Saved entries
## START

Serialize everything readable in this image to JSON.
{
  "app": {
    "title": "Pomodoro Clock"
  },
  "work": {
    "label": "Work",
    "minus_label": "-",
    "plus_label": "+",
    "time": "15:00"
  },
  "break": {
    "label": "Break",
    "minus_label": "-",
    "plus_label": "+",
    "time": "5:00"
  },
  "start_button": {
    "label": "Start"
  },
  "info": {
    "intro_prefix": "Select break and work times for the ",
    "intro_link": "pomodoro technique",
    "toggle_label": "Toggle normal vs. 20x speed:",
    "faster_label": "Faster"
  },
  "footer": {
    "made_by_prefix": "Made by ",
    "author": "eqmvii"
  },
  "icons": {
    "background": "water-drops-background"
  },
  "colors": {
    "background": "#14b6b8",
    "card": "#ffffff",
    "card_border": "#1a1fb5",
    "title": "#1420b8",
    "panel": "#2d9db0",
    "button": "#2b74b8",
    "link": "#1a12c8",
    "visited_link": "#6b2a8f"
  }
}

## END

**GIVEN TASK:**
Quote the entire listing above exactly.

**WRITTEN ANSWER:**
Serialize everything readable in this image to JSON.
{
  "app": {
    "title": "Pomodoro Clock"
  },
  "work": {
    "label": "Work",
    "minus_label": "-",
    "plus_label": "+",
    "time": "15:00"
  },
  "break": {
    "label": "Break",
    "minus_label": "-",
    "plus_label": "+",
    "time": "5:00"
  },
  "start_button": {
    "label": "Start"
  },
  "info": {
    "intro_prefix": "Select break and work times for the ",
    "intro_link": "pomodoro technique",
    "toggle_label": "Toggle normal vs. 20x speed:",
    "faster_label": "Faster"
  },
  "footer": {
    "made_by_prefix": "Made by ",
    "author": "eqmvii"
  },
  "icons": {
    "background": "water-drops-background"
  },
  "colors": {
    "background": "#14b6b8",
    "card": "#ffffff",
    "card_border": "#1a1fb5",
    "title": "#1420b8",
    "panel": "#2d9db0",
    "button": "#2b74b8",
    "link": "#1a12c8",
    "visited_link": "#6b2a8f"
  }
}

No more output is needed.